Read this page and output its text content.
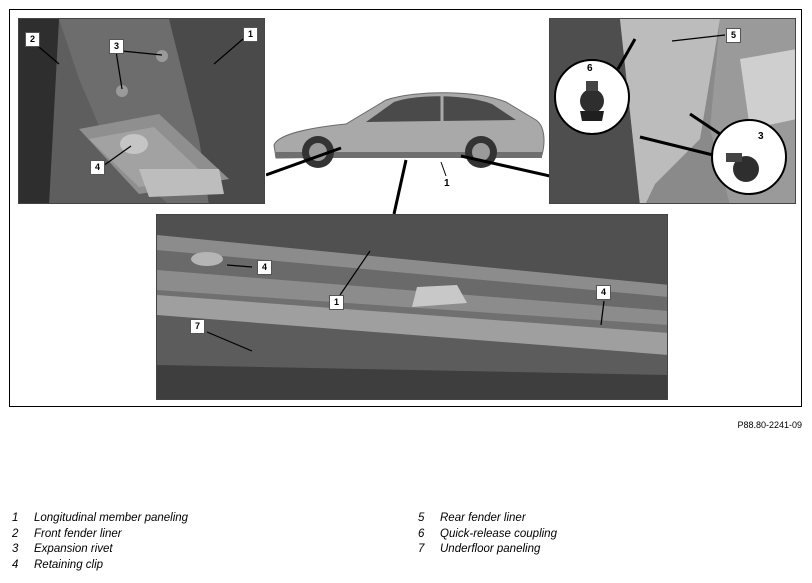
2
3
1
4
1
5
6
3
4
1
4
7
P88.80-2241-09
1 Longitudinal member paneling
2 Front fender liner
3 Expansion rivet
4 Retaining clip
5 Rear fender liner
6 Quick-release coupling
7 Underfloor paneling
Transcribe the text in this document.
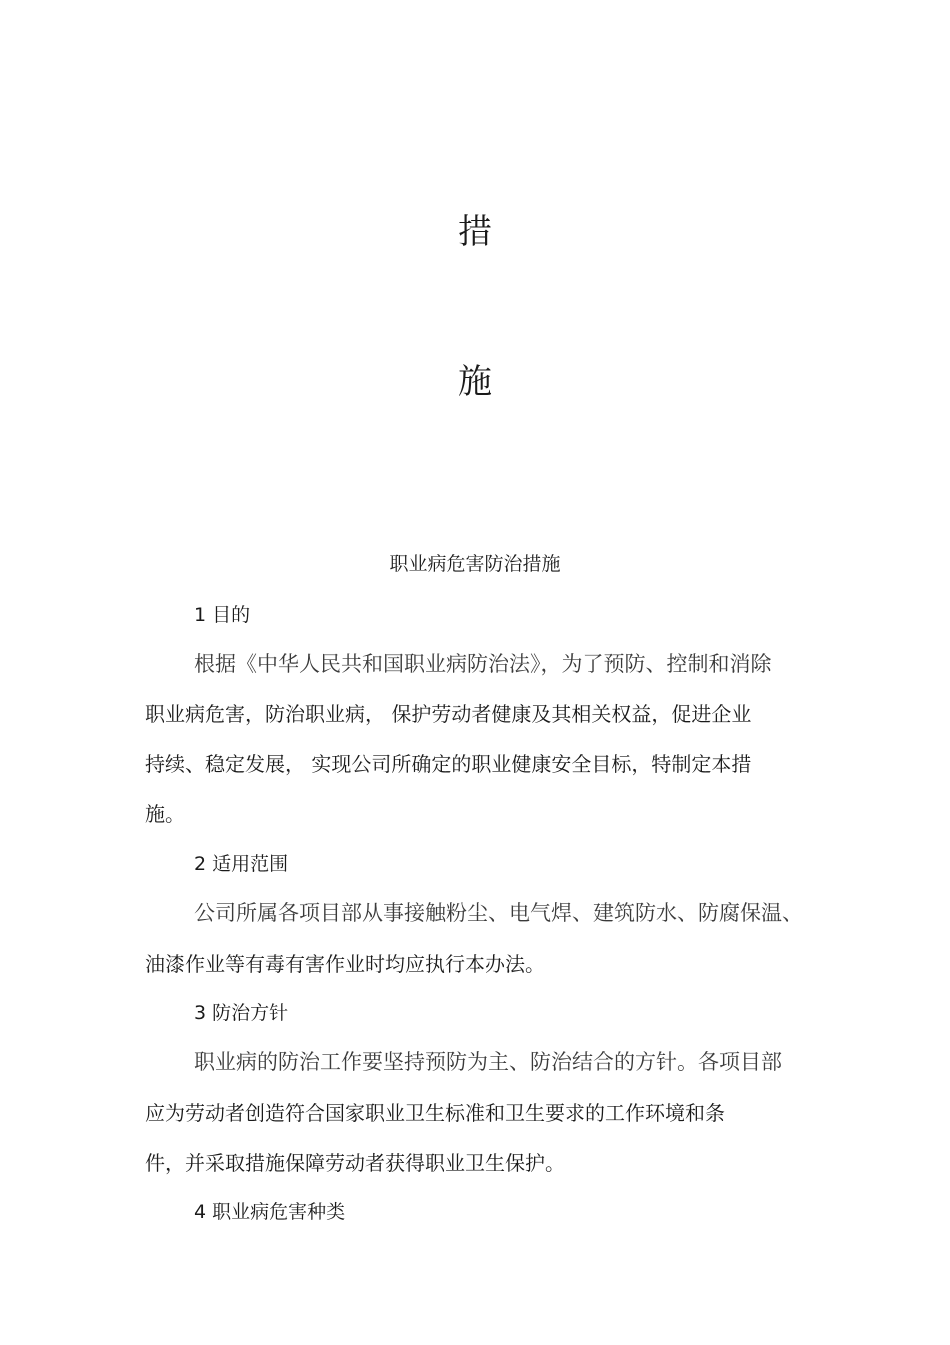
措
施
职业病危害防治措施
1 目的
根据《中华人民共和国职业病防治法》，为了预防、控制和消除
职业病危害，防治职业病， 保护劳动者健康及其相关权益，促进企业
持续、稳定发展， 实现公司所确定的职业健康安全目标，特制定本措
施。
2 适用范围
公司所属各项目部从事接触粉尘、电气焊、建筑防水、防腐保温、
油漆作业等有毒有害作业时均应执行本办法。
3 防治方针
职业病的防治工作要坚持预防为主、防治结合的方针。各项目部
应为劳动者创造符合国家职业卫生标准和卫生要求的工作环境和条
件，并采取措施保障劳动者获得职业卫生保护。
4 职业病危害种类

────

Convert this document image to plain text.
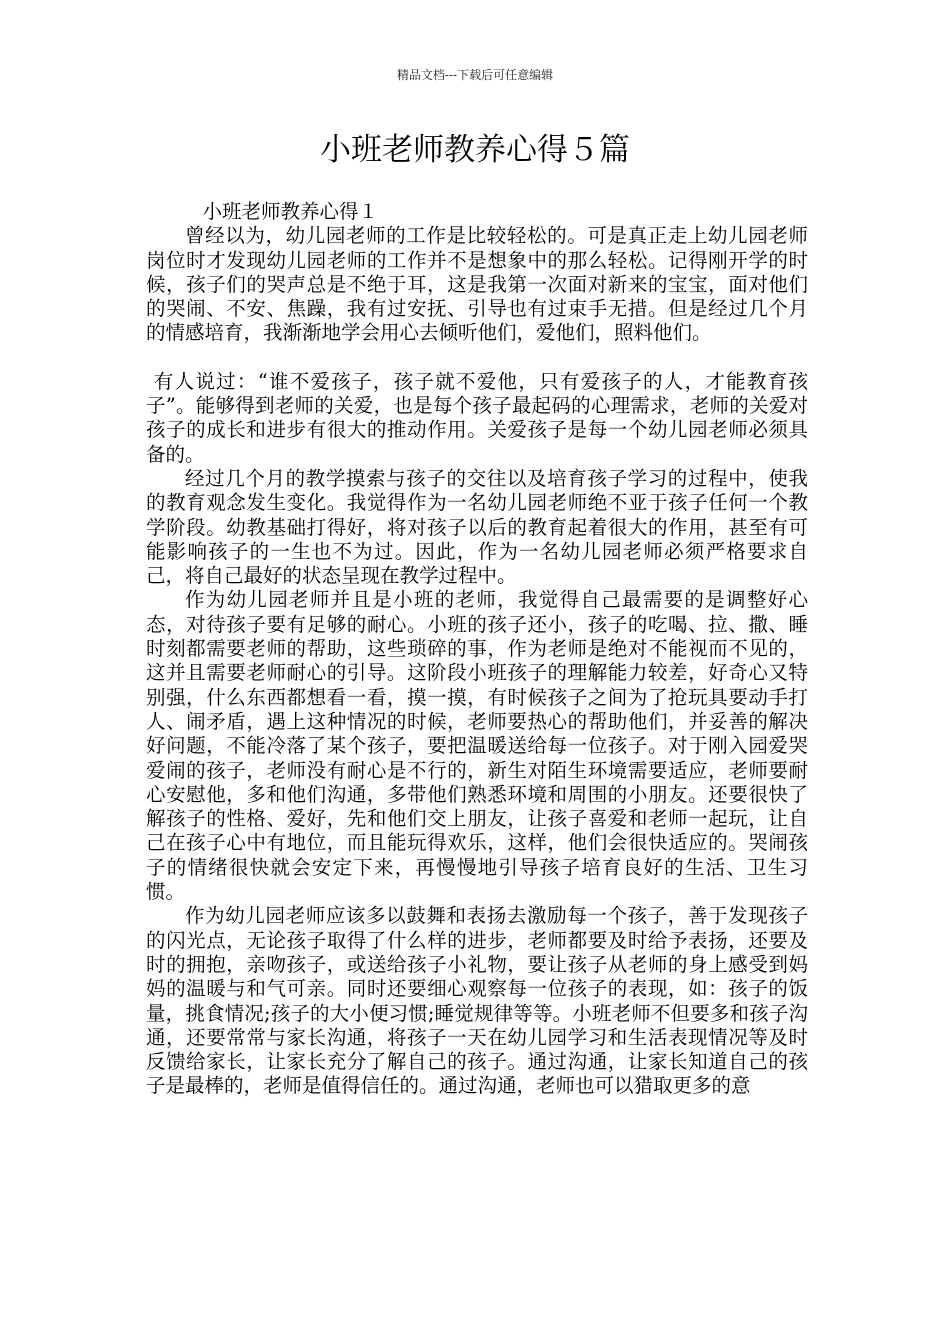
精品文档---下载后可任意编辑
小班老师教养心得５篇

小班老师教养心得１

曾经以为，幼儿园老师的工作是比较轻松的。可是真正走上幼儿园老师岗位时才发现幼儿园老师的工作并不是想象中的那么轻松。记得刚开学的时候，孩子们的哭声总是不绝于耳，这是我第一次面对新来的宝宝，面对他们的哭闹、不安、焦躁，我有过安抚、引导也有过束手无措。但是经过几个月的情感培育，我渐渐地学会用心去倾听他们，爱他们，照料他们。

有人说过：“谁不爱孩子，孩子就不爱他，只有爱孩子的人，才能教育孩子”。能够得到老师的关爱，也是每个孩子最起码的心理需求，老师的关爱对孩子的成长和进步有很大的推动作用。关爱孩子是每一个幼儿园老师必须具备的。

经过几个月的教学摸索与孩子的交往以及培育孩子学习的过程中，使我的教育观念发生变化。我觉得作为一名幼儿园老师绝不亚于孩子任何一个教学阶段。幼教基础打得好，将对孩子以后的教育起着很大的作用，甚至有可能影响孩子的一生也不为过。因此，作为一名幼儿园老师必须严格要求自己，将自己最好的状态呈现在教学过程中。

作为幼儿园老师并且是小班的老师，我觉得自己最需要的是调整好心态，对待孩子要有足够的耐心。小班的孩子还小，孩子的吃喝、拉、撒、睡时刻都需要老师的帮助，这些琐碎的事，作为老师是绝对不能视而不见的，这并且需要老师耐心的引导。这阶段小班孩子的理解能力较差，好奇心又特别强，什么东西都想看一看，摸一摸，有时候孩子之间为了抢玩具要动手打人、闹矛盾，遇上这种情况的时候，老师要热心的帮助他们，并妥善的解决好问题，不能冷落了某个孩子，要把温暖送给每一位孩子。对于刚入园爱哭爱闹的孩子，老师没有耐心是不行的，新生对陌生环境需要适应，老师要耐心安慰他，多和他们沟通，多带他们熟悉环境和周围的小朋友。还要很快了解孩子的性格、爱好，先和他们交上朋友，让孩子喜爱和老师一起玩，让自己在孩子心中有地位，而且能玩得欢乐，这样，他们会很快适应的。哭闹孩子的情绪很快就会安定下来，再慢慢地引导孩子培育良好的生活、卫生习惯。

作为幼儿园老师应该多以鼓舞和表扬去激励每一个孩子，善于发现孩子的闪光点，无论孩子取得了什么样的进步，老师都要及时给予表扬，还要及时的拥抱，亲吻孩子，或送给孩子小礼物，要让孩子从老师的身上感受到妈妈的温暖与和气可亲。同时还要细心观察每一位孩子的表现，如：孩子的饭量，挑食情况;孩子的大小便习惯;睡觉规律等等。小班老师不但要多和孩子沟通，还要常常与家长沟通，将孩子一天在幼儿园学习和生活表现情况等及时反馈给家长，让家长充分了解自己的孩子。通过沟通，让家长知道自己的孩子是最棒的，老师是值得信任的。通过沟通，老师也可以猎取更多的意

────

### [CHALLENGE]
In the entries above, identify every line with the word "fender". Copy those lines.

### [TASK OUTPUT]
2 Front fender liner
5 Rear fender liner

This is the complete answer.